Stored data:
--- Start ---

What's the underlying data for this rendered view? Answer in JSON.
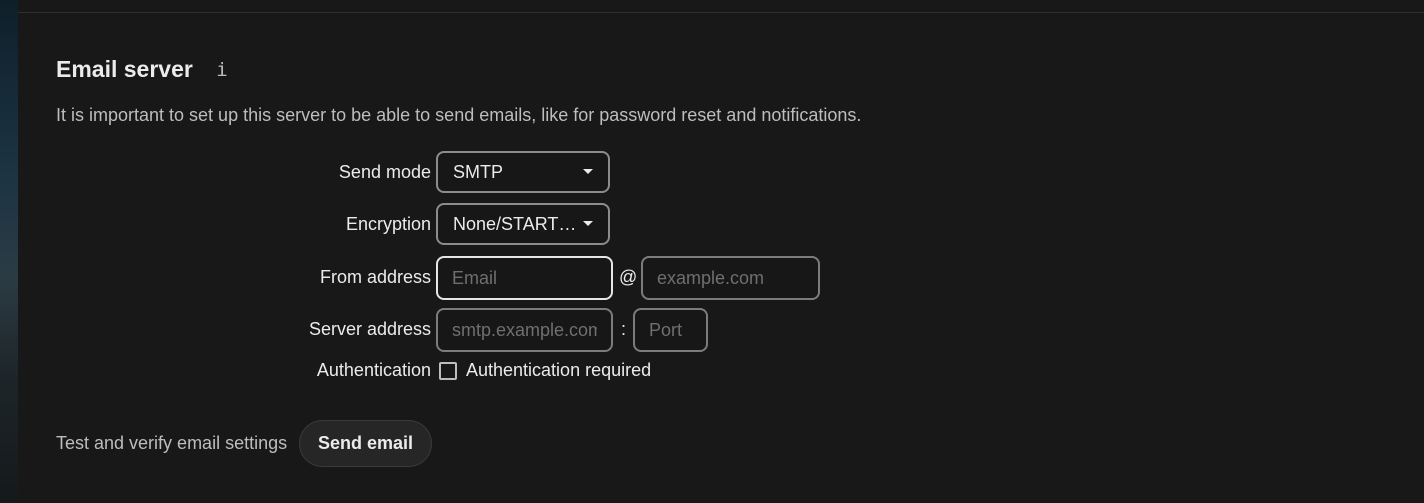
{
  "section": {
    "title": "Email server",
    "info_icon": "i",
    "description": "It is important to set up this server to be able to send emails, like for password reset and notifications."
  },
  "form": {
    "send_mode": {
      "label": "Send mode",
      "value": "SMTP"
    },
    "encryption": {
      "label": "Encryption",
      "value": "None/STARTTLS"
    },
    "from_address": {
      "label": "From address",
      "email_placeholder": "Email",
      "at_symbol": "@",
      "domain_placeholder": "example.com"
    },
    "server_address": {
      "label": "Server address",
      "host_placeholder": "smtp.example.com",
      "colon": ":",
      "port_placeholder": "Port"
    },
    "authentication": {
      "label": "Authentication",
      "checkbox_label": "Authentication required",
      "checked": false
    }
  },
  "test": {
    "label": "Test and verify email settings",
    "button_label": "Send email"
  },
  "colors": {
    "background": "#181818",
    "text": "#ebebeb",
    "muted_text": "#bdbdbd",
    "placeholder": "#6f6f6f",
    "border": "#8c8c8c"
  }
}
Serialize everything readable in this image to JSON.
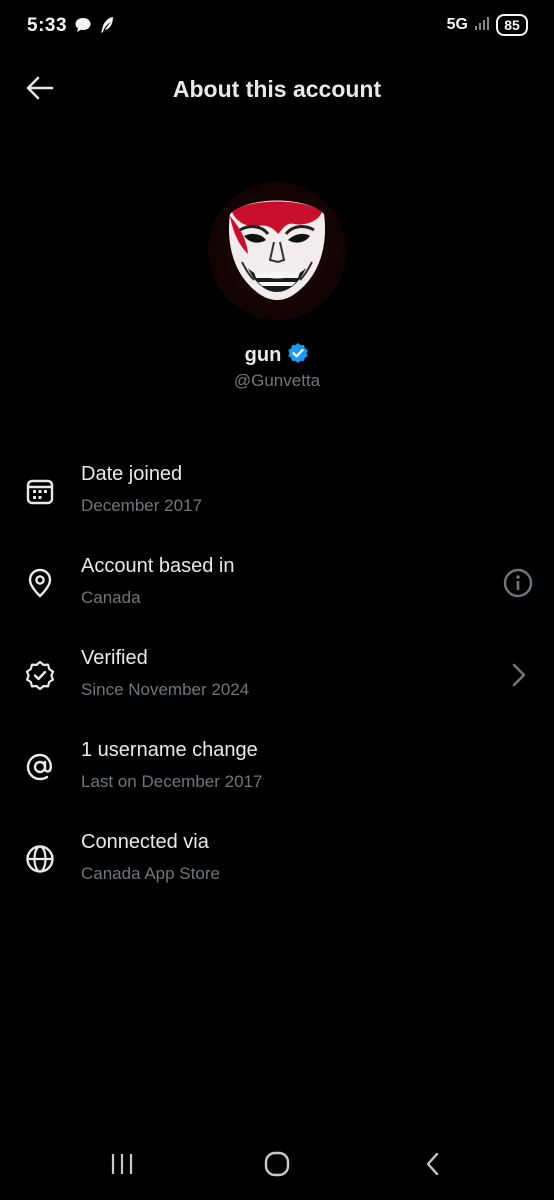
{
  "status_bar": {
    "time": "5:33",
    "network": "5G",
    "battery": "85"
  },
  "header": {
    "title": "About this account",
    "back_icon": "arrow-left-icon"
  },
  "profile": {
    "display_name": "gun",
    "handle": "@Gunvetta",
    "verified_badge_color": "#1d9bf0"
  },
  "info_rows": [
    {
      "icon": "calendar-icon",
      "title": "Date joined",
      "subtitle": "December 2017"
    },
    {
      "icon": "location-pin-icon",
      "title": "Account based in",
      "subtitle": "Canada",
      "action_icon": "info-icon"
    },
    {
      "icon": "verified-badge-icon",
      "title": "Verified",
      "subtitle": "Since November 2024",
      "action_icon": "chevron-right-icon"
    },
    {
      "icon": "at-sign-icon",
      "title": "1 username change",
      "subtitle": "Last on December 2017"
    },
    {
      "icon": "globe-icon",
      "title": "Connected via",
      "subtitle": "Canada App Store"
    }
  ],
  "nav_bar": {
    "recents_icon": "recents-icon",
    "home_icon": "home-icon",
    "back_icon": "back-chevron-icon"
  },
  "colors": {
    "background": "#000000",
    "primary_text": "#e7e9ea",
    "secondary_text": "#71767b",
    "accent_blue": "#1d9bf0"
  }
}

--- End ---

TASK INSTRUCTIONS: All the lines above are to be reproduced exactly, except the pictures.

RESULT OF THIS TASK:
What's the underlying data for this rendered view? Answer in JSON.
{
  "section": {
    "title": "Email server",
    "info_icon": "i",
    "description": "It is important to set up this server to be able to send emails, like for password reset and notifications."
  },
  "form": {
    "send_mode": {
      "label": "Send mode",
      "value": "SMTP"
    },
    "encryption": {
      "label": "Encryption",
      "value": "None/STARTTLS"
    },
    "from_address": {
      "label": "From address",
      "email_placeholder": "Email",
      "at_symbol": "@",
      "domain_placeholder": "example.com"
    },
    "server_address": {
      "label": "Server address",
      "host_placeholder": "smtp.example.com",
      "colon": ":",
      "port_placeholder": "Port"
    },
    "authentication": {
      "label": "Authentication",
      "checkbox_label": "Authentication required",
      "checked": false
    }
  },
  "test": {
    "label": "Test and verify email settings",
    "button_label": "Send email"
  },
  "colors": {
    "background": "#181818",
    "text": "#ebebeb",
    "muted_text": "#bdbdbd",
    "placeholder": "#6f6f6f",
    "border": "#8c8c8c"
  }
}
Serialize everything readable in this image to JSON.
{
  "status_bar": {
    "time": "5:33",
    "network": "5G",
    "battery": "85"
  },
  "header": {
    "title": "About this account",
    "back_icon": "arrow-left-icon"
  },
  "profile": {
    "display_name": "gun",
    "handle": "@Gunvetta",
    "verified_badge_color": "#1d9bf0"
  },
  "info_rows": [
    {
      "icon": "calendar-icon",
      "title": "Date joined",
      "subtitle": "December 2017"
    },
    {
      "icon": "location-pin-icon",
      "title": "Account based in",
      "subtitle": "Canada",
      "action_icon": "info-icon"
    },
    {
      "icon": "verified-badge-icon",
      "title": "Verified",
      "subtitle": "Since November 2024",
      "action_icon": "chevron-right-icon"
    },
    {
      "icon": "at-sign-icon",
      "title": "1 username change",
      "subtitle": "Last on December 2017"
    },
    {
      "icon": "globe-icon",
      "title": "Connected via",
      "subtitle": "Canada App Store"
    }
  ],
  "nav_bar": {
    "recents_icon": "recents-icon",
    "home_icon": "home-icon",
    "back_icon": "back-chevron-icon"
  },
  "colors": {
    "background": "#000000",
    "primary_text": "#e7e9ea",
    "secondary_text": "#71767b",
    "accent_blue": "#1d9bf0"
  }
}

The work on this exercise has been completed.